Every line of the data must be copied exactly.

-- Record list start --

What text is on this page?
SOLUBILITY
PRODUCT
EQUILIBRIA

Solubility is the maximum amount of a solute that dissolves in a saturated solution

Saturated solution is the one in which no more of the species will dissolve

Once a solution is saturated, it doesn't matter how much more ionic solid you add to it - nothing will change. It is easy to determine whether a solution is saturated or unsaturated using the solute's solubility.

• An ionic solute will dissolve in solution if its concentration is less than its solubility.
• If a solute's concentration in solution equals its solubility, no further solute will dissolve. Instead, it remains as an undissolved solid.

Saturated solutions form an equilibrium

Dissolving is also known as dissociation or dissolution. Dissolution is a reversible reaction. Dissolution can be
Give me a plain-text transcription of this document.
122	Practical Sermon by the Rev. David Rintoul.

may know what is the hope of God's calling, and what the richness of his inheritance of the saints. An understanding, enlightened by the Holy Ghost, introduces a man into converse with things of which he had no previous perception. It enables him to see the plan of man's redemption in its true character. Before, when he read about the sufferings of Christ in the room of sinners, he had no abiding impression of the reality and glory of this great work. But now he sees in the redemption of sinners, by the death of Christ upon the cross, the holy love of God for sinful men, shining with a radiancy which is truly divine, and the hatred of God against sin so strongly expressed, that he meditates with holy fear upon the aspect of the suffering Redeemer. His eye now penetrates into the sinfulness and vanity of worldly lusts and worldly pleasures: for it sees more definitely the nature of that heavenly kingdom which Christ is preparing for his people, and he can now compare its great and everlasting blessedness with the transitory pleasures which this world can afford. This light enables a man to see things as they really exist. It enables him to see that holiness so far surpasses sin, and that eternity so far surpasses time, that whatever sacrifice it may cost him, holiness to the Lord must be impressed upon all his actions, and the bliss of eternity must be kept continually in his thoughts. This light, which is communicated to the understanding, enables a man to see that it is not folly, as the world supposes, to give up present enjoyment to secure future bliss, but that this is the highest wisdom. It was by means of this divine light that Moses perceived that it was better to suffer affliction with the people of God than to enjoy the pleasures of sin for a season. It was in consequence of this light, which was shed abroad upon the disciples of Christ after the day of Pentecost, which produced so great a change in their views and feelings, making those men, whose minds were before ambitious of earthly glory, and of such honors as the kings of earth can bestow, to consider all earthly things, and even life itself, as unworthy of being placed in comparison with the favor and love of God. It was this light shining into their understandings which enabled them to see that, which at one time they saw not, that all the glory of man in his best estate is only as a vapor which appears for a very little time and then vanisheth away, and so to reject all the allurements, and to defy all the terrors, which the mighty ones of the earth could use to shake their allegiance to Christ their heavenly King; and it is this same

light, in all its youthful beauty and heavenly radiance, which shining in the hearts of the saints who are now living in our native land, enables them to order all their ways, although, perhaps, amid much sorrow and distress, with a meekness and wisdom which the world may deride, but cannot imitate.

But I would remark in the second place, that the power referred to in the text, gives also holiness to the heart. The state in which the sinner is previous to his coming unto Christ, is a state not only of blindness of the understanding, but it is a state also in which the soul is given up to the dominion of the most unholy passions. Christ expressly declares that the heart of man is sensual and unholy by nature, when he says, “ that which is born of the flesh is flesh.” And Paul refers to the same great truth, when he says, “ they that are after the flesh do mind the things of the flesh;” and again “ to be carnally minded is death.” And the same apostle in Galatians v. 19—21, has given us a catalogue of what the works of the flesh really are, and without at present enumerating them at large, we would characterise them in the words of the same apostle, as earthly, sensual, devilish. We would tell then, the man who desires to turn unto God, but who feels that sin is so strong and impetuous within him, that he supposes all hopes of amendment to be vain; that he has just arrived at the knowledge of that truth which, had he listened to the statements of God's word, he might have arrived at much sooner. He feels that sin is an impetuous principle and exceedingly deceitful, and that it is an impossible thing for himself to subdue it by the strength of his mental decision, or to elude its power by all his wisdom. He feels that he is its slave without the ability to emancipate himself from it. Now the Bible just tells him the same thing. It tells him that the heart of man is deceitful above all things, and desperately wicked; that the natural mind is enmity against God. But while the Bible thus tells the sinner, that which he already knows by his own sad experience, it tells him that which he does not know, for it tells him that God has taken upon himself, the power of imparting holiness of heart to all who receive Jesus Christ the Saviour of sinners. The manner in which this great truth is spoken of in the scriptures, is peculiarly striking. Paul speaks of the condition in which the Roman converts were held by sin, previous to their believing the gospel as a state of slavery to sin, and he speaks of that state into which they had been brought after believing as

-- Record list end --

● **Result of the task**:
What text is on this page?
SOLUBILITY
PRODUCT
EQUILIBRIA

Solubility is the maximum amount of a solute that dissolves in a saturated solution

Saturated solution is the one in which no more of the species will dissolve

Once a solution is saturated, it doesn't matter how much more ionic solid you add to it - nothing will change. It is easy to determine whether a solution is saturated or unsaturated using the solute's solubility.

• An ionic solute will dissolve in solution if its concentration is less than its solubility.
• If a solute's concentration in solution equals its solubility, no further solute will dissolve. Instead, it remains as an undissolved solid.

Saturated solutions form an equilibrium

Dissolving is also known as dissociation or dissolution. Dissolution is a reversible reaction. Dissolution can be
Give me a plain-text transcription of this document.
122	Practical Sermon by the Rev. David Rintoul.

may know what is the hope of God's calling, and what the richness of his inheritance of the saints. An understanding, enlightened by the Holy Ghost, introduces a man into converse with things of which he had no previous perception. It enables him to see the plan of man's redemption in its true character. Before, when he read about the sufferings of Christ in the room of sinners, he had no abiding impression of the reality and glory of this great work. But now he sees in the redemption of sinners, by the death of Christ upon the cross, the holy love of God for sinful men, shining with a radiancy which is truly divine, and the hatred of God against sin so strongly expressed, that he meditates with holy fear upon the aspect of the suffering Redeemer. His eye now penetrates into the sinfulness and vanity of worldly lusts and worldly pleasures: for it sees more definitely the nature of that heavenly kingdom which Christ is preparing for his people, and he can now compare its great and everlasting blessedness with the transitory pleasures which this world can afford. This light enables a man to see things as they really exist. It enables him to see that holiness so far surpasses sin, and that eternity so far surpasses time, that whatever sacrifice it may cost him, holiness to the Lord must be impressed upon all his actions, and the bliss of eternity must be kept continually in his thoughts. This light, which is communicated to the understanding, enables a man to see that it is not folly, as the world supposes, to give up present enjoyment to secure future bliss, but that this is the highest wisdom. It was by means of this divine light that Moses perceived that it was better to suffer affliction with the people of God than to enjoy the pleasures of sin for a season. It was in consequence of this light, which was shed abroad upon the disciples of Christ after the day of Pentecost, which produced so great a change in their views and feelings, making those men, whose minds were before ambitious of earthly glory, and of such honors as the kings of earth can bestow, to consider all earthly things, and even life itself, as unworthy of being placed in comparison with the favor and love of God. It was this light shining into their understandings which enabled them to see that, which at one time they saw not, that all the glory of man in his best estate is only as a vapor which appears for a very little time and then vanisheth away, and so to reject all the allurements, and to defy all the terrors, which the mighty ones of the earth could use to shake their allegiance to Christ their heavenly King; and it is this same

light, in all its youthful beauty and heavenly radiance, which shining in the hearts of the saints who are now living in our native land, enables them to order all their ways, although, perhaps, amid much sorrow and distress, with a meekness and wisdom which the world may deride, but cannot imitate.

But I would remark in the second place, that the power referred to in the text, gives also holiness to the heart. The state in which the sinner is previous to his coming unto Christ, is a state not only of blindness of the understanding, but it is a state also in which the soul is given up to the dominion of the most unholy passions. Christ expressly declares that the heart of man is sensual and unholy by nature, when he says, “ that which is born of the flesh is flesh.” And Paul refers to the same great truth, when he says, “ they that are after the flesh do mind the things of the flesh;” and again “ to be carnally minded is death.” And the same apostle in Galatians v. 19—21, has given us a catalogue of what the works of the flesh really are, and without at present enumerating them at large, we would characterise them in the words of the same apostle, as earthly, sensual, devilish. We would tell then, the man who desires to turn unto God, but who feels that sin is so strong and impetuous within him, that he supposes all hopes of amendment to be vain; that he has just arrived at the knowledge of that truth which, had he listened to the statements of God's word, he might have arrived at much sooner. He feels that sin is an impetuous principle and exceedingly deceitful, and that it is an impossible thing for himself to subdue it by the strength of his mental decision, or to elude its power by all his wisdom. He feels that he is its slave without the ability to emancipate himself from it. Now the Bible just tells him the same thing. It tells him that the heart of man is deceitful above all things, and desperately wicked; that the natural mind is enmity against God. But while the Bible thus tells the sinner, that which he already knows by his own sad experience, it tells him that which he does not know, for it tells him that God has taken upon himself, the power of imparting holiness of heart to all who receive Jesus Christ the Saviour of sinners. The manner in which this great truth is spoken of in the scriptures, is peculiarly striking. Paul speaks of the condition in which the Roman converts were held by sin, previous to their believing the gospel as a state of slavery to sin, and he speaks of that state into which they had been brought after believing as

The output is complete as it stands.